Passage given =

____________

In today’s gp/bp an open door will be kicked in: take your backups offsite!
I was actually tempted to create a poll to see how many of you do not have proper backups, and how many of you do not take those backups offsite. It is a simple piece of advice and relatively simple to set up. Offsite in this case would ideally be physically offsite: to a different server in a different building in a different location. A start however is to take them to a different server. And don’t make the mistake of thinking a different VPS on the same physical server is good enough. True, that will protect you from operating system failure of the guest, but it will likely not protect you from hardware failure, or operating system failure on the host OS.

Also, take good care of how you are getting your backups offsite. A normal FTP connection might do the job, but it is hardly secure. Ideally, use SFTP or rsync over ssh to stream your backups offsite.

____________

Supplied entries =
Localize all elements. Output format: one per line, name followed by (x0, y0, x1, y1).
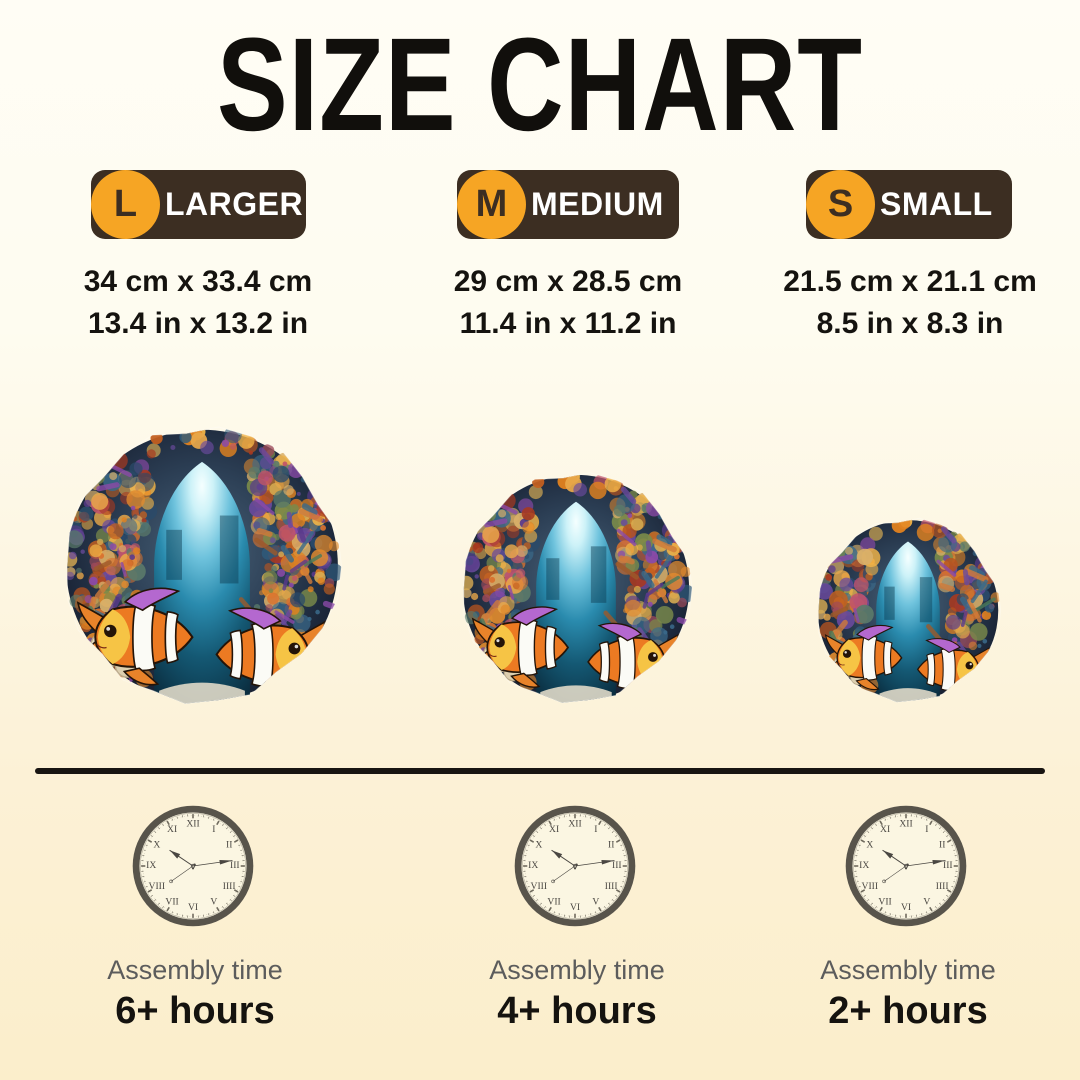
svg-text:IX: IX (859, 860, 869, 871)
svg-text:XI: XI (167, 824, 177, 835)
svg-text:XI: XI (549, 824, 559, 835)
svg-text:I: I (212, 824, 215, 835)
svg-text:XII: XII (568, 818, 581, 829)
svg-text:IIII: IIII (605, 881, 618, 892)
svg-text:VIII: VIII (862, 881, 879, 892)
svg-text:II: II (939, 839, 945, 850)
svg-text:V: V (923, 896, 930, 907)
svg-text:VI: VI (901, 902, 911, 913)
svg-text:II: II (226, 839, 232, 850)
svg-text:III: III (612, 860, 622, 871)
svg-text:V: V (210, 896, 217, 907)
svg-text:IIII: IIII (223, 881, 236, 892)
svg-text:III: III (230, 860, 240, 871)
svg-text:X: X (153, 839, 160, 850)
svg-text:II: II (608, 839, 614, 850)
svg-text:VII: VII (547, 896, 560, 907)
svg-text:VII: VII (165, 896, 178, 907)
svg-text:VI: VI (188, 902, 198, 913)
svg-text:X: X (866, 839, 873, 850)
svg-text:VI: VI (570, 902, 580, 913)
svg-text:III: III (943, 860, 953, 871)
svg-text:V: V (592, 896, 599, 907)
svg-text:VIII: VIII (531, 881, 548, 892)
svg-text:XI: XI (880, 824, 890, 835)
svg-text:XII: XII (186, 818, 199, 829)
svg-text:I: I (594, 824, 597, 835)
svg-text:XII: XII (899, 818, 912, 829)
svg-text:IX: IX (146, 860, 156, 871)
svg-text:IIII: IIII (936, 881, 949, 892)
svg-text:I: I (925, 824, 928, 835)
svg-text:IX: IX (528, 860, 538, 871)
svg-text:VIII: VIII (149, 881, 166, 892)
svg-text:X: X (535, 839, 542, 850)
svg-text:VII: VII (878, 896, 891, 907)
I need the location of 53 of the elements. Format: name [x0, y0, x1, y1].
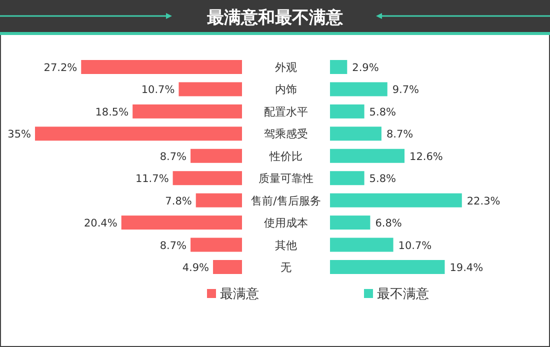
data-label: 8.7%	[160, 150, 187, 163]
data-label: 5.8%	[369, 106, 396, 118]
data-label: 12.6%	[410, 150, 443, 163]
data-label: 8.7%	[386, 128, 414, 141]
data-label: 10.7%	[141, 84, 175, 96]
bar	[132, 104, 242, 118]
data-label: 20.4%	[84, 218, 118, 230]
y-tick-label: 驾乘感受	[264, 128, 308, 141]
bar	[190, 238, 242, 252]
data-label: 18.5%	[95, 106, 129, 118]
y-tick-label: 无	[280, 261, 292, 274]
data-label: 22.3%	[466, 195, 500, 208]
bar	[35, 126, 242, 141]
bar	[81, 60, 242, 74]
y-tick-label: 配置水平	[264, 105, 308, 118]
y-tick-label: 售前/售后服务	[251, 194, 321, 208]
bar	[190, 148, 242, 163]
bar	[178, 82, 242, 96]
data-label: 5.8%	[369, 173, 396, 186]
chart-title: 最满意和最不满意	[206, 8, 344, 28]
bar	[213, 260, 242, 274]
data-label: 11.7%	[135, 173, 169, 186]
bar	[330, 260, 445, 274]
data-label: 7.8%	[165, 195, 192, 208]
y-tick-label: 外观	[275, 61, 297, 74]
data-label: 4.9%	[182, 262, 210, 274]
data-label: 2.9%	[352, 62, 379, 74]
legend-label: 最满意	[220, 287, 259, 302]
bar	[330, 60, 348, 74]
bar	[330, 148, 405, 163]
data-label: 8.7%	[160, 240, 187, 252]
bar	[330, 171, 364, 186]
data-label: 35%	[8, 128, 32, 141]
bar	[196, 193, 242, 208]
bar	[330, 104, 364, 118]
bar	[330, 82, 388, 96]
data-label: 27.2%	[44, 62, 78, 74]
y-tick-label: 内饰	[275, 83, 297, 96]
bar	[330, 193, 462, 208]
data-label: 9.7%	[392, 84, 420, 96]
y-tick-label: 其他	[275, 238, 297, 252]
legend-label: 最不满意	[377, 287, 429, 302]
data-label: 6.8%	[375, 218, 402, 230]
y-tick-label: 使用成本	[264, 216, 308, 230]
y-tick-label: 性价比	[268, 150, 302, 163]
data-label: 10.7%	[398, 240, 432, 252]
y-tick-label: 质量可靠性	[258, 172, 314, 186]
bar	[330, 126, 382, 141]
bar	[121, 216, 242, 230]
bar	[172, 171, 242, 186]
bar	[330, 238, 394, 252]
bar	[330, 216, 370, 230]
data-label: 19.4%	[450, 262, 484, 274]
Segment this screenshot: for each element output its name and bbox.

____________

Objective = Please answer from the passage on offsite backups: what does it suggest using instead of a normal FTP connection to get backups offsite?

Response to this exercise = SFTP or rsync over ssh.